**EXERCISE OBJECTIVE**.
From the listing that follows, extract every line and set it down unaltered.

== RECORDS FOR THIS TASK

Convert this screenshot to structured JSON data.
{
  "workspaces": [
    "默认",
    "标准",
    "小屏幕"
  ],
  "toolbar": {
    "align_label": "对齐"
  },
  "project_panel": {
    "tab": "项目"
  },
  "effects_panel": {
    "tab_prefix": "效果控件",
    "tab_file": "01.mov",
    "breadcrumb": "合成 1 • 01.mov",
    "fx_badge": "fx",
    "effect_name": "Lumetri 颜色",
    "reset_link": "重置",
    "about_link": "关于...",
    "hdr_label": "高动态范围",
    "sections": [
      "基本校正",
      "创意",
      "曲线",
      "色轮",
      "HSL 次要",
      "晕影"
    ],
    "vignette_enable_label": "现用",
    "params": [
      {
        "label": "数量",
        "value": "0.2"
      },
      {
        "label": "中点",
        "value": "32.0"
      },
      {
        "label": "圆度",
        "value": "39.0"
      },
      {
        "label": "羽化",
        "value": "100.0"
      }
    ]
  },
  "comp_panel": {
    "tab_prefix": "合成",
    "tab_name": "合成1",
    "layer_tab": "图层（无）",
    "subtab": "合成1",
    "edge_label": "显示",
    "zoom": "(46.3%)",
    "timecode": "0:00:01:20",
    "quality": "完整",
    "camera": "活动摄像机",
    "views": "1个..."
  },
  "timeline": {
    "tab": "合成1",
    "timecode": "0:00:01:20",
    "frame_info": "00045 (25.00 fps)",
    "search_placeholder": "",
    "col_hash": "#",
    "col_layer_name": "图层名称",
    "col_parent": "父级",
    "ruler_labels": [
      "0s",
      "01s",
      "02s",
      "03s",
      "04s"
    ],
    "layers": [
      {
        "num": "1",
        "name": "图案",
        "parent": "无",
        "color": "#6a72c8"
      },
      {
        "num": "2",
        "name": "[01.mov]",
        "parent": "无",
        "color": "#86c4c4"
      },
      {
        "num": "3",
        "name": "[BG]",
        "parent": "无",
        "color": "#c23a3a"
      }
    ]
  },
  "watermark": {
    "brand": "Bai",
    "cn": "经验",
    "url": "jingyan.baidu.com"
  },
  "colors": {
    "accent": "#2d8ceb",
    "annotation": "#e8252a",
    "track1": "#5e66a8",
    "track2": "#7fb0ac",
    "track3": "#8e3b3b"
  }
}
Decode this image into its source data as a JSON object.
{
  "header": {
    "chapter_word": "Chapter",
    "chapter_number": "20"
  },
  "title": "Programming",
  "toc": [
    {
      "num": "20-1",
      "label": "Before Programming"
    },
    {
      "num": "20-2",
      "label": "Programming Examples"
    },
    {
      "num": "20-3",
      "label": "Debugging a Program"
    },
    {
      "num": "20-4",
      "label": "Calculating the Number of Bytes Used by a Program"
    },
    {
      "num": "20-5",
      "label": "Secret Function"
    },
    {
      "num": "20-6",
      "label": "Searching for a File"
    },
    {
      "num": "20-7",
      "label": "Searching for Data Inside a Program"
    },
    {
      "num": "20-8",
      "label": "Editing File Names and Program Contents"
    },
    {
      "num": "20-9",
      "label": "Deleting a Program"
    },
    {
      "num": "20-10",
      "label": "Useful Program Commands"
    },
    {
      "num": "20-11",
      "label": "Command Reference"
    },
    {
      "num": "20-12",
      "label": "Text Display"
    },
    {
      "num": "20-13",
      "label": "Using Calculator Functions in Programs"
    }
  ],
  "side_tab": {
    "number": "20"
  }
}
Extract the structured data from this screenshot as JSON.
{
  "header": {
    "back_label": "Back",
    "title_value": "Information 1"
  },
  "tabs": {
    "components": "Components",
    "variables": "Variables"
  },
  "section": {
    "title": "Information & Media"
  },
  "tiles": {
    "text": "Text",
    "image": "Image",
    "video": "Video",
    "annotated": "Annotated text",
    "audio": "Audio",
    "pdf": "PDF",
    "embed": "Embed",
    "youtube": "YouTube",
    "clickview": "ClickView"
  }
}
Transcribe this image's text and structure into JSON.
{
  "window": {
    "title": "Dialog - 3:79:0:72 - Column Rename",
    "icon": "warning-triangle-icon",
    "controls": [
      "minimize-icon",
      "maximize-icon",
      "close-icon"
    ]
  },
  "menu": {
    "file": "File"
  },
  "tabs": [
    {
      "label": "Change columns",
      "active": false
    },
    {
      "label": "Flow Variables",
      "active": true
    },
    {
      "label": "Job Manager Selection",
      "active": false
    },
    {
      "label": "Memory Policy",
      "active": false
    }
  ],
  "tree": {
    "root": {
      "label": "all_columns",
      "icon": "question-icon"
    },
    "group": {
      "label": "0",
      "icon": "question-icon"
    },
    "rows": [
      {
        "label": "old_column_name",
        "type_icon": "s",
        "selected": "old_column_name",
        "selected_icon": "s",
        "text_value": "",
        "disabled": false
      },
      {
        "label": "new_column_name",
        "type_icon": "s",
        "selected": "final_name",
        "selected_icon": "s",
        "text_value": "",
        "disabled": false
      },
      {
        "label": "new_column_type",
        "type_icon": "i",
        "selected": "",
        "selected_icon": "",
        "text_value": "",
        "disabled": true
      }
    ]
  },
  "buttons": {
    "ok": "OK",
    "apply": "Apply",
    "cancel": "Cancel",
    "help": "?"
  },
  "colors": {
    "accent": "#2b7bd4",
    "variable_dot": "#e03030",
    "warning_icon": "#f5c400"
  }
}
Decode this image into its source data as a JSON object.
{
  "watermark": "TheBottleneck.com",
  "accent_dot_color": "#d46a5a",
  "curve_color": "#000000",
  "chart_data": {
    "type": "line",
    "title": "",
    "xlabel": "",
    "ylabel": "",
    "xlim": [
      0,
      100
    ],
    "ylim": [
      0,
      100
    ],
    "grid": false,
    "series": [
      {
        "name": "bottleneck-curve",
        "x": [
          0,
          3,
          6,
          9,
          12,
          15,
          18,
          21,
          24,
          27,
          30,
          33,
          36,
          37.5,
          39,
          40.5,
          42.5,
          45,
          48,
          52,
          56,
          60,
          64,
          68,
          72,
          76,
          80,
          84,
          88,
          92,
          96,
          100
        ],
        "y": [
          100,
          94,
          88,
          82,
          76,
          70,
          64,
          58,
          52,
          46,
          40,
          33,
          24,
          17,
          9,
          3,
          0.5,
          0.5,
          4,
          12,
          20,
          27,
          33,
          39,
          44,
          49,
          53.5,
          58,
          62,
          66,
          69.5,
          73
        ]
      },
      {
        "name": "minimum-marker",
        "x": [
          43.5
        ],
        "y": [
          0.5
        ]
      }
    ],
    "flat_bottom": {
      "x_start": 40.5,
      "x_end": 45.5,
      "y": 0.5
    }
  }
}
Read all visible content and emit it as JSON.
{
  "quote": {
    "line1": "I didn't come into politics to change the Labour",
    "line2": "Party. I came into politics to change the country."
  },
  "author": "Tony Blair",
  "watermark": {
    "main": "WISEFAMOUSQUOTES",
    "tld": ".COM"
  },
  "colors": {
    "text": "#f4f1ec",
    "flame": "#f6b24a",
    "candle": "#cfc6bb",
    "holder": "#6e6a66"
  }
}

====

**FINAL ANSWER**.
Convert this screenshot to structured JSON data.
{
  "workspaces": [
    "默认",
    "标准",
    "小屏幕"
  ],
  "toolbar": {
    "align_label": "对齐"
  },
  "project_panel": {
    "tab": "项目"
  },
  "effects_panel": {
    "tab_prefix": "效果控件",
    "tab_file": "01.mov",
    "breadcrumb": "合成 1 • 01.mov",
    "fx_badge": "fx",
    "effect_name": "Lumetri 颜色",
    "reset_link": "重置",
    "about_link": "关于...",
    "hdr_label": "高动态范围",
    "sections": [
      "基本校正",
      "创意",
      "曲线",
      "色轮",
      "HSL 次要",
      "晕影"
    ],
    "vignette_enable_label": "现用",
    "params": [
      {
        "label": "数量",
        "value": "0.2"
      },
      {
        "label": "中点",
        "value": "32.0"
      },
      {
        "label": "圆度",
        "value": "39.0"
      },
      {
        "label": "羽化",
        "value": "100.0"
      }
    ]
  },
  "comp_panel": {
    "tab_prefix": "合成",
    "tab_name": "合成1",
    "layer_tab": "图层（无）",
    "subtab": "合成1",
    "edge_label": "显示",
    "zoom": "(46.3%)",
    "timecode": "0:00:01:20",
    "quality": "完整",
    "camera": "活动摄像机",
    "views": "1个..."
  },
  "timeline": {
    "tab": "合成1",
    "timecode": "0:00:01:20",
    "frame_info": "00045 (25.00 fps)",
    "search_placeholder": "",
    "col_hash": "#",
    "col_layer_name": "图层名称",
    "col_parent": "父级",
    "ruler_labels": [
      "0s",
      "01s",
      "02s",
      "03s",
      "04s"
    ],
    "layers": [
      {
        "num": "1",
        "name": "图案",
        "parent": "无",
        "color": "#6a72c8"
      },
      {
        "num": "2",
        "name": "[01.mov]",
        "parent": "无",
        "color": "#86c4c4"
      },
      {
        "num": "3",
        "name": "[BG]",
        "parent": "无",
        "color": "#c23a3a"
      }
    ]
  },
  "watermark": {
    "brand": "Bai",
    "cn": "经验",
    "url": "jingyan.baidu.com"
  },
  "colors": {
    "accent": "#2d8ceb",
    "annotation": "#e8252a",
    "track1": "#5e66a8",
    "track2": "#7fb0ac",
    "track3": "#8e3b3b"
  }
}
Decode this image into its source data as a JSON object.
{
  "header": {
    "chapter_word": "Chapter",
    "chapter_number": "20"
  },
  "title": "Programming",
  "toc": [
    {
      "num": "20-1",
      "label": "Before Programming"
    },
    {
      "num": "20-2",
      "label": "Programming Examples"
    },
    {
      "num": "20-3",
      "label": "Debugging a Program"
    },
    {
      "num": "20-4",
      "label": "Calculating the Number of Bytes Used by a Program"
    },
    {
      "num": "20-5",
      "label": "Secret Function"
    },
    {
      "num": "20-6",
      "label": "Searching for a File"
    },
    {
      "num": "20-7",
      "label": "Searching for Data Inside a Program"
    },
    {
      "num": "20-8",
      "label": "Editing File Names and Program Contents"
    },
    {
      "num": "20-9",
      "label": "Deleting a Program"
    },
    {
      "num": "20-10",
      "label": "Useful Program Commands"
    },
    {
      "num": "20-11",
      "label": "Command Reference"
    },
    {
      "num": "20-12",
      "label": "Text Display"
    },
    {
      "num": "20-13",
      "label": "Using Calculator Functions in Programs"
    }
  ],
  "side_tab": {
    "number": "20"
  }
}
Extract the structured data from this screenshot as JSON.
{
  "header": {
    "back_label": "Back",
    "title_value": "Information 1"
  },
  "tabs": {
    "components": "Components",
    "variables": "Variables"
  },
  "section": {
    "title": "Information & Media"
  },
  "tiles": {
    "text": "Text",
    "image": "Image",
    "video": "Video",
    "annotated": "Annotated text",
    "audio": "Audio",
    "pdf": "PDF",
    "embed": "Embed",
    "youtube": "YouTube",
    "clickview": "ClickView"
  }
}
Transcribe this image's text and structure into JSON.
{
  "window": {
    "title": "Dialog - 3:79:0:72 - Column Rename",
    "icon": "warning-triangle-icon",
    "controls": [
      "minimize-icon",
      "maximize-icon",
      "close-icon"
    ]
  },
  "menu": {
    "file": "File"
  },
  "tabs": [
    {
      "label": "Change columns",
      "active": false
    },
    {
      "label": "Flow Variables",
      "active": true
    },
    {
      "label": "Job Manager Selection",
      "active": false
    },
    {
      "label": "Memory Policy",
      "active": false
    }
  ],
  "tree": {
    "root": {
      "label": "all_columns",
      "icon": "question-icon"
    },
    "group": {
      "label": "0",
      "icon": "question-icon"
    },
    "rows": [
      {
        "label": "old_column_name",
        "type_icon": "s",
        "selected": "old_column_name",
        "selected_icon": "s",
        "text_value": "",
        "disabled": false
      },
      {
        "label": "new_column_name",
        "type_icon": "s",
        "selected": "final_name",
        "selected_icon": "s",
        "text_value": "",
        "disabled": false
      },
      {
        "label": "new_column_type",
        "type_icon": "i",
        "selected": "",
        "selected_icon": "",
        "text_value": "",
        "disabled": true
      }
    ]
  },
  "buttons": {
    "ok": "OK",
    "apply": "Apply",
    "cancel": "Cancel",
    "help": "?"
  },
  "colors": {
    "accent": "#2b7bd4",
    "variable_dot": "#e03030",
    "warning_icon": "#f5c400"
  }
}
Decode this image into its source data as a JSON object.
{
  "watermark": "TheBottleneck.com",
  "accent_dot_color": "#d46a5a",
  "curve_color": "#000000",
  "chart_data": {
    "type": "line",
    "title": "",
    "xlabel": "",
    "ylabel": "",
    "xlim": [
      0,
      100
    ],
    "ylim": [
      0,
      100
    ],
    "grid": false,
    "series": [
      {
        "name": "bottleneck-curve",
        "x": [
          0,
          3,
          6,
          9,
          12,
          15,
          18,
          21,
          24,
          27,
          30,
          33,
          36,
          37.5,
          39,
          40.5,
          42.5,
          45,
          48,
          52,
          56,
          60,
          64,
          68,
          72,
          76,
          80,
          84,
          88,
          92,
          96,
          100
        ],
        "y": [
          100,
          94,
          88,
          82,
          76,
          70,
          64,
          58,
          52,
          46,
          40,
          33,
          24,
          17,
          9,
          3,
          0.5,
          0.5,
          4,
          12,
          20,
          27,
          33,
          39,
          44,
          49,
          53.5,
          58,
          62,
          66,
          69.5,
          73
        ]
      },
      {
        "name": "minimum-marker",
        "x": [
          43.5
        ],
        "y": [
          0.5
        ]
      }
    ],
    "flat_bottom": {
      "x_start": 40.5,
      "x_end": 45.5,
      "y": 0.5
    }
  }
}
Read all visible content and emit it as JSON.
{
  "quote": {
    "line1": "I didn't come into politics to change the Labour",
    "line2": "Party. I came into politics to change the country."
  },
  "author": "Tony Blair",
  "watermark": {
    "main": "WISEFAMOUSQUOTES",
    "tld": ".COM"
  },
  "colors": {
    "text": "#f4f1ec",
    "flame": "#f6b24a",
    "candle": "#cfc6bb",
    "holder": "#6e6a66"
  }
}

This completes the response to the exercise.